── Record extracts ──

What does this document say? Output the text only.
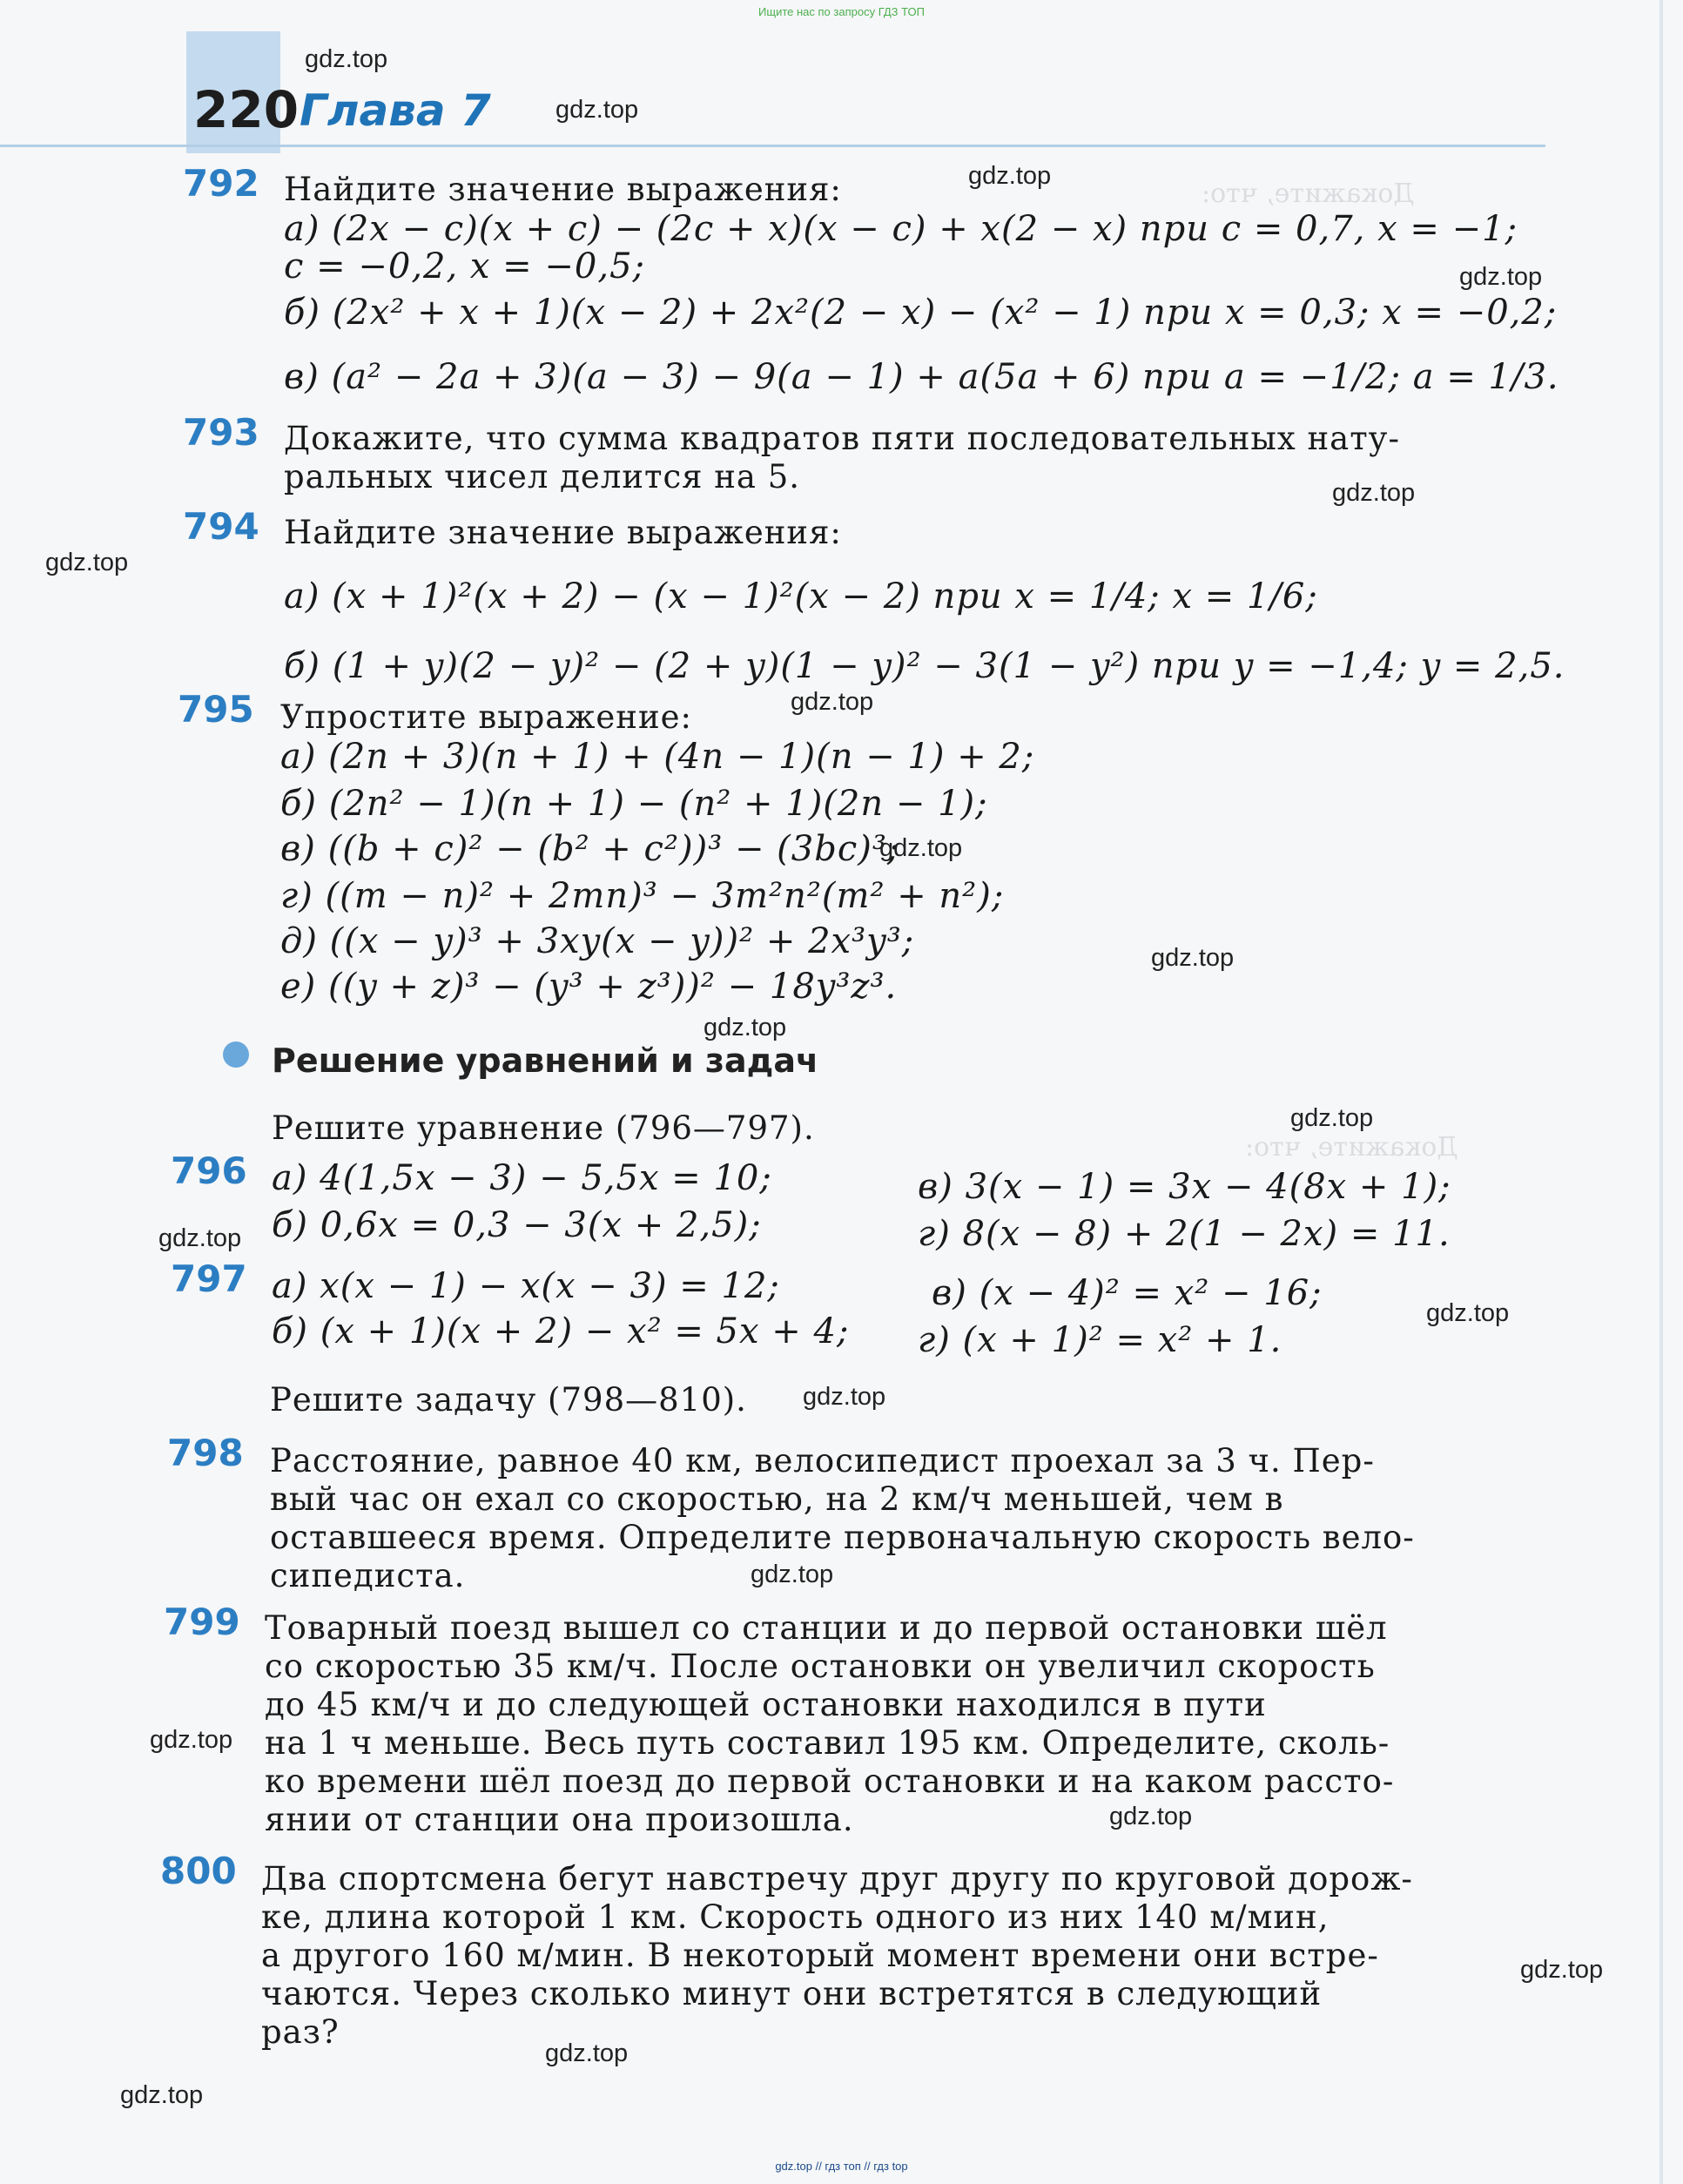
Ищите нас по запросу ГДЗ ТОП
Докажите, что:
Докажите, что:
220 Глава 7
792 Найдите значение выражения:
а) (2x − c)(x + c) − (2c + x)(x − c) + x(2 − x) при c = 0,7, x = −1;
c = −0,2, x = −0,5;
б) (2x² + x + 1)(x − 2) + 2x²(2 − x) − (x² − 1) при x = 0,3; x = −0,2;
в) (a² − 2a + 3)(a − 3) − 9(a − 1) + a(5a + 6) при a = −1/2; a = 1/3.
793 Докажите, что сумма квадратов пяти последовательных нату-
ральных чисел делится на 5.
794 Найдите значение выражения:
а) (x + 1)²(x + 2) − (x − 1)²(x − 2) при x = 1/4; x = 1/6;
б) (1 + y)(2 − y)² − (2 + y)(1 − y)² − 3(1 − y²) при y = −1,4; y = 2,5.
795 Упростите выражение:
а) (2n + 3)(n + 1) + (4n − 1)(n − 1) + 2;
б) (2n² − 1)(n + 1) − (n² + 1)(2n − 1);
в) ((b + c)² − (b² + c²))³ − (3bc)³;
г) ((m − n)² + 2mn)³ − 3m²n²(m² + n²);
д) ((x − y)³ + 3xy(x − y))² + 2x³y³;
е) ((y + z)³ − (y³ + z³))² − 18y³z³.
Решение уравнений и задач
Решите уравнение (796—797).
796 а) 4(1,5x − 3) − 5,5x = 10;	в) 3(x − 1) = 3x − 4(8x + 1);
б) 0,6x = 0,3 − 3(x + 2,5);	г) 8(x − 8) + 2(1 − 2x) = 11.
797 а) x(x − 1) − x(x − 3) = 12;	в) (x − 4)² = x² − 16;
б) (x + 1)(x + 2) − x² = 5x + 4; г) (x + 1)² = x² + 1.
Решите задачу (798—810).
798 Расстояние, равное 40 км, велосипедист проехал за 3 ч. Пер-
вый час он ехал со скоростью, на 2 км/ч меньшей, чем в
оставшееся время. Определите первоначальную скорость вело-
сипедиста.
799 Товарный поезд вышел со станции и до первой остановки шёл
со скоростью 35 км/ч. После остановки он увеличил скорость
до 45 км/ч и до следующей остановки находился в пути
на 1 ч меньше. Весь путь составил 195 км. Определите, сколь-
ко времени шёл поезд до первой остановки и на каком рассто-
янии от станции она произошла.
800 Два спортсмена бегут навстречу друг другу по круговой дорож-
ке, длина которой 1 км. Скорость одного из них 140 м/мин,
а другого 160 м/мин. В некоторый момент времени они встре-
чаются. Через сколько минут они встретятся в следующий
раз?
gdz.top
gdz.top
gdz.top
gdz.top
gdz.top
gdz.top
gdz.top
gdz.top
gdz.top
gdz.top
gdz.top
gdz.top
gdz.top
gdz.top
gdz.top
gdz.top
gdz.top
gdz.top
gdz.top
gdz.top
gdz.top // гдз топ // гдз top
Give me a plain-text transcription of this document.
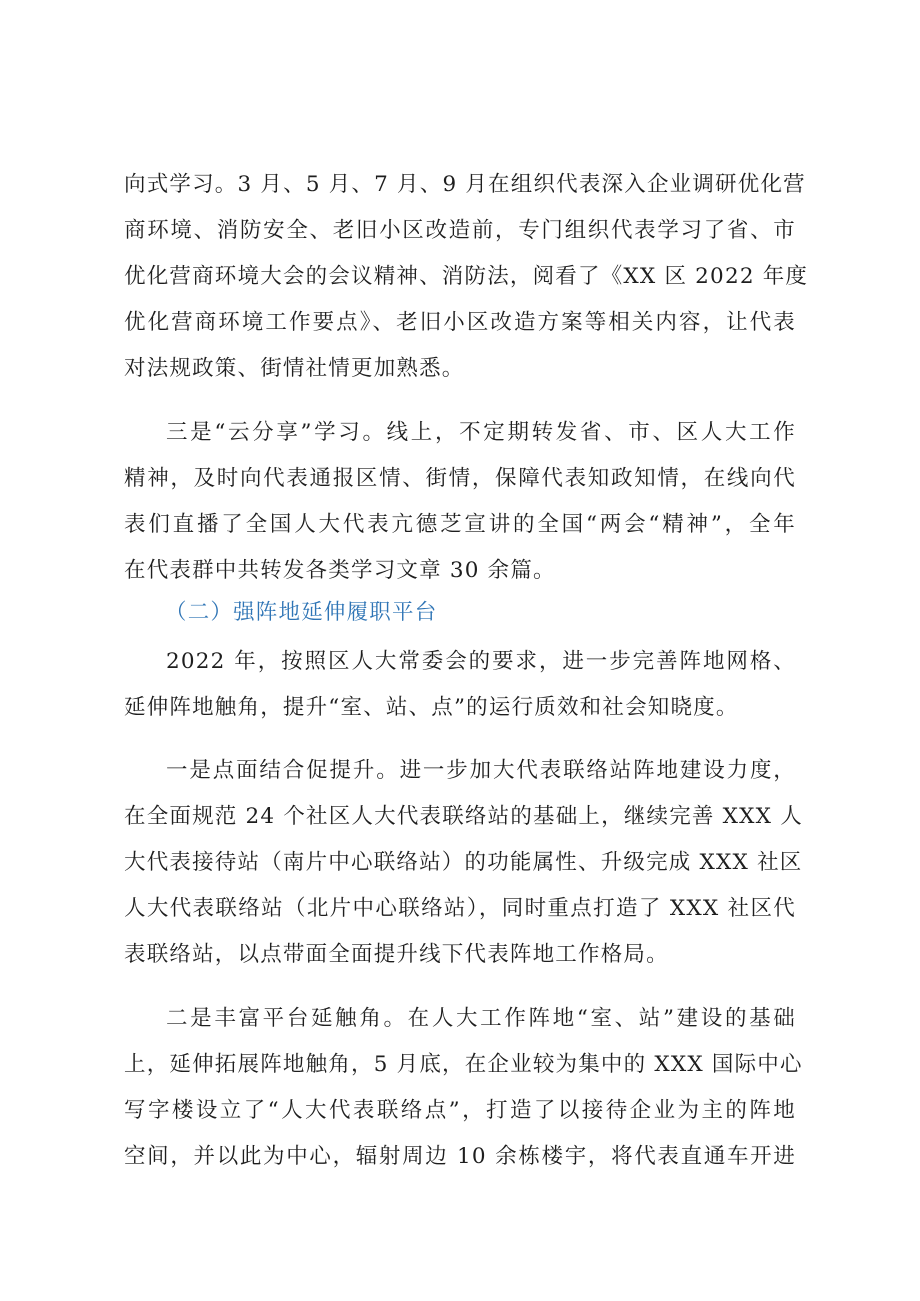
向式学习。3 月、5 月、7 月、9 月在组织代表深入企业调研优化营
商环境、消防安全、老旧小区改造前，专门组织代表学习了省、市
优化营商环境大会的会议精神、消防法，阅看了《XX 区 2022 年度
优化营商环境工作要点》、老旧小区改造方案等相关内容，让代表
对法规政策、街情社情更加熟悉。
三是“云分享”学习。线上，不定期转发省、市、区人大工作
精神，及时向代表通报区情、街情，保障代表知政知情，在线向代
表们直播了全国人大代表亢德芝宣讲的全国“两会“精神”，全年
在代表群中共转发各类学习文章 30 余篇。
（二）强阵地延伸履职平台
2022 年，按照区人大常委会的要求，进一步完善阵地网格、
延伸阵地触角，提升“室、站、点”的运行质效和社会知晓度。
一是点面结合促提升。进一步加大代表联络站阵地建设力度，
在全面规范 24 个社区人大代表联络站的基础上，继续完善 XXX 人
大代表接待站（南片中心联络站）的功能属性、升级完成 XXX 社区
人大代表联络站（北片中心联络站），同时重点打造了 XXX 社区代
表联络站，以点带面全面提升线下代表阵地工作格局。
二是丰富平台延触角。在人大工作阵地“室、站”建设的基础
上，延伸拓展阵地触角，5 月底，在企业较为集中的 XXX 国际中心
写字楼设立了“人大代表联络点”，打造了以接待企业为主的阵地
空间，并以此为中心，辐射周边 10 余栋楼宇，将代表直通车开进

───

• What is asked:
The data above needs to be retyped exactly, with the images left out.

• Answer to the task:
What does this document say? Output the text only.
Ищите нас по запросу ГДЗ ТОП
Докажите, что:
Докажите, что:
220 Глава 7
792 Найдите значение выражения:
а) (2x − c)(x + c) − (2c + x)(x − c) + x(2 − x) при c = 0,7, x = −1;
c = −0,2, x = −0,5;
б) (2x² + x + 1)(x − 2) + 2x²(2 − x) − (x² − 1) при x = 0,3; x = −0,2;
в) (a² − 2a + 3)(a − 3) − 9(a − 1) + a(5a + 6) при a = −1/2; a = 1/3.
793 Докажите, что сумма квадратов пяти последовательных нату-
ральных чисел делится на 5.
794 Найдите значение выражения:
а) (x + 1)²(x + 2) − (x − 1)²(x − 2) при x = 1/4; x = 1/6;
б) (1 + y)(2 − y)² − (2 + y)(1 − y)² − 3(1 − y²) при y = −1,4; y = 2,5.
795 Упростите выражение:
а) (2n + 3)(n + 1) + (4n − 1)(n − 1) + 2;
б) (2n² − 1)(n + 1) − (n² + 1)(2n − 1);
в) ((b + c)² − (b² + c²))³ − (3bc)³;
г) ((m − n)² + 2mn)³ − 3m²n²(m² + n²);
д) ((x − y)³ + 3xy(x − y))² + 2x³y³;
е) ((y + z)³ − (y³ + z³))² − 18y³z³.
Решение уравнений и задач
Решите уравнение (796—797).
796 а) 4(1,5x − 3) − 5,5x = 10;	в) 3(x − 1) = 3x − 4(8x + 1);
б) 0,6x = 0,3 − 3(x + 2,5);	г) 8(x − 8) + 2(1 − 2x) = 11.
797 а) x(x − 1) − x(x − 3) = 12;	в) (x − 4)² = x² − 16;
б) (x + 1)(x + 2) − x² = 5x + 4; г) (x + 1)² = x² + 1.
Решите задачу (798—810).
798 Расстояние, равное 40 км, велосипедист проехал за 3 ч. Пер-
вый час он ехал со скоростью, на 2 км/ч меньшей, чем в
оставшееся время. Определите первоначальную скорость вело-
сипедиста.
799 Товарный поезд вышел со станции и до первой остановки шёл
со скоростью 35 км/ч. После остановки он увеличил скорость
до 45 км/ч и до следующей остановки находился в пути
на 1 ч меньше. Весь путь составил 195 км. Определите, сколь-
ко времени шёл поезд до первой остановки и на каком рассто-
янии от станции она произошла.
800 Два спортсмена бегут навстречу друг другу по круговой дорож-
ке, длина которой 1 км. Скорость одного из них 140 м/мин,
а другого 160 м/мин. В некоторый момент времени они встре-
чаются. Через сколько минут они встретятся в следующий
раз?
gdz.top
gdz.top
gdz.top
gdz.top
gdz.top
gdz.top
gdz.top
gdz.top
gdz.top
gdz.top
gdz.top
gdz.top
gdz.top
gdz.top
gdz.top
gdz.top
gdz.top
gdz.top
gdz.top
gdz.top
gdz.top // гдз топ // гдз top
Give me a plain-text transcription of this document.
向式学习。3 月、5 月、7 月、9 月在组织代表深入企业调研优化营
商环境、消防安全、老旧小区改造前，专门组织代表学习了省、市
优化营商环境大会的会议精神、消防法，阅看了《XX 区 2022 年度
优化营商环境工作要点》、老旧小区改造方案等相关内容，让代表
对法规政策、街情社情更加熟悉。
三是“云分享”学习。线上，不定期转发省、市、区人大工作
精神，及时向代表通报区情、街情，保障代表知政知情，在线向代
表们直播了全国人大代表亢德芝宣讲的全国“两会“精神”，全年
在代表群中共转发各类学习文章 30 余篇。
（二）强阵地延伸履职平台
2022 年，按照区人大常委会的要求，进一步完善阵地网格、
延伸阵地触角，提升“室、站、点”的运行质效和社会知晓度。
一是点面结合促提升。进一步加大代表联络站阵地建设力度，
在全面规范 24 个社区人大代表联络站的基础上，继续完善 XXX 人
大代表接待站（南片中心联络站）的功能属性、升级完成 XXX 社区
人大代表联络站（北片中心联络站），同时重点打造了 XXX 社区代
表联络站，以点带面全面提升线下代表阵地工作格局。
二是丰富平台延触角。在人大工作阵地“室、站”建设的基础
上，延伸拓展阵地触角，5 月底，在企业较为集中的 XXX 国际中心
写字楼设立了“人大代表联络点”，打造了以接待企业为主的阵地
空间，并以此为中心，辐射周边 10 余栋楼宇，将代表直通车开进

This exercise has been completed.